**The request**
Every entry needs to be printed exactly, please.

**Excerpted data**
- - - - -

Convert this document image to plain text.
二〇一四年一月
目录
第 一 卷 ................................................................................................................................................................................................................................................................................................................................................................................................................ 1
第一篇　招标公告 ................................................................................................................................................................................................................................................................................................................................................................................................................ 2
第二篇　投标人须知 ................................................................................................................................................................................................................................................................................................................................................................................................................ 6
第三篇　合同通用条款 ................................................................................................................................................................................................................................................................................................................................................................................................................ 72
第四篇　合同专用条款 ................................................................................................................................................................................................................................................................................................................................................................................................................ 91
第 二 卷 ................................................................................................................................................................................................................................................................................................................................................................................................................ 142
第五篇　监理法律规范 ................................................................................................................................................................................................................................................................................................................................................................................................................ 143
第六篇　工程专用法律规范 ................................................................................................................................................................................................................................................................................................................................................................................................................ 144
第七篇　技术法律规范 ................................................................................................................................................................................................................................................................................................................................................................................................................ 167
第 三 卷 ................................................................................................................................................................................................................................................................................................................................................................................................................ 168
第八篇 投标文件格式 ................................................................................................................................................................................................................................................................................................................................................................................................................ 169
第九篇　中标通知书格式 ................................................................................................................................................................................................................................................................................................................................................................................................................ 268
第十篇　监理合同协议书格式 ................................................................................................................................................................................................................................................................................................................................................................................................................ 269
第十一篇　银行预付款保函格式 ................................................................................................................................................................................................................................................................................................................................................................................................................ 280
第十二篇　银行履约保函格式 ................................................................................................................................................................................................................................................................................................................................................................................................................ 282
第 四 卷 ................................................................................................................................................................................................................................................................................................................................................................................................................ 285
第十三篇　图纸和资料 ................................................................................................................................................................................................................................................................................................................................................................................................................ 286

- - - - -

**The completed task**
Convert this document image to plain text.
二〇一四年一月
目录
第 一 卷 ................................................................................................................................................................................................................................................................................................................................................................................................................ 1
第一篇　招标公告 ................................................................................................................................................................................................................................................................................................................................................................................................................ 2
第二篇　投标人须知 ................................................................................................................................................................................................................................................................................................................................................................................................................ 6
第三篇　合同通用条款 ................................................................................................................................................................................................................................................................................................................................................................................................................ 72
第四篇　合同专用条款 ................................................................................................................................................................................................................................................................................................................................................................................................................ 91
第 二 卷 ................................................................................................................................................................................................................................................................................................................................................................................................................ 142
第五篇　监理法律规范 ................................................................................................................................................................................................................................................................................................................................................................................................................ 143
第六篇　工程专用法律规范 ................................................................................................................................................................................................................................................................................................................................................................................................................ 144
第七篇　技术法律规范 ................................................................................................................................................................................................................................................................................................................................................................................................................ 167
第 三 卷 ................................................................................................................................................................................................................................................................................................................................................................................................................ 168
第八篇 投标文件格式 ................................................................................................................................................................................................................................................................................................................................................................................................................ 169
第九篇　中标通知书格式 ................................................................................................................................................................................................................................................................................................................................................................................................................ 268
第十篇　监理合同协议书格式 ................................................................................................................................................................................................................................................................................................................................................................................................................ 269
第十一篇　银行预付款保函格式 ................................................................................................................................................................................................................................................................................................................................................................................................................ 280
第十二篇　银行履约保函格式 ................................................................................................................................................................................................................................................................................................................................................................................................................ 282
第 四 卷 ................................................................................................................................................................................................................................................................................................................................................................................................................ 285
第十三篇　图纸和资料 ................................................................................................................................................................................................................................................................................................................................................................................................................ 286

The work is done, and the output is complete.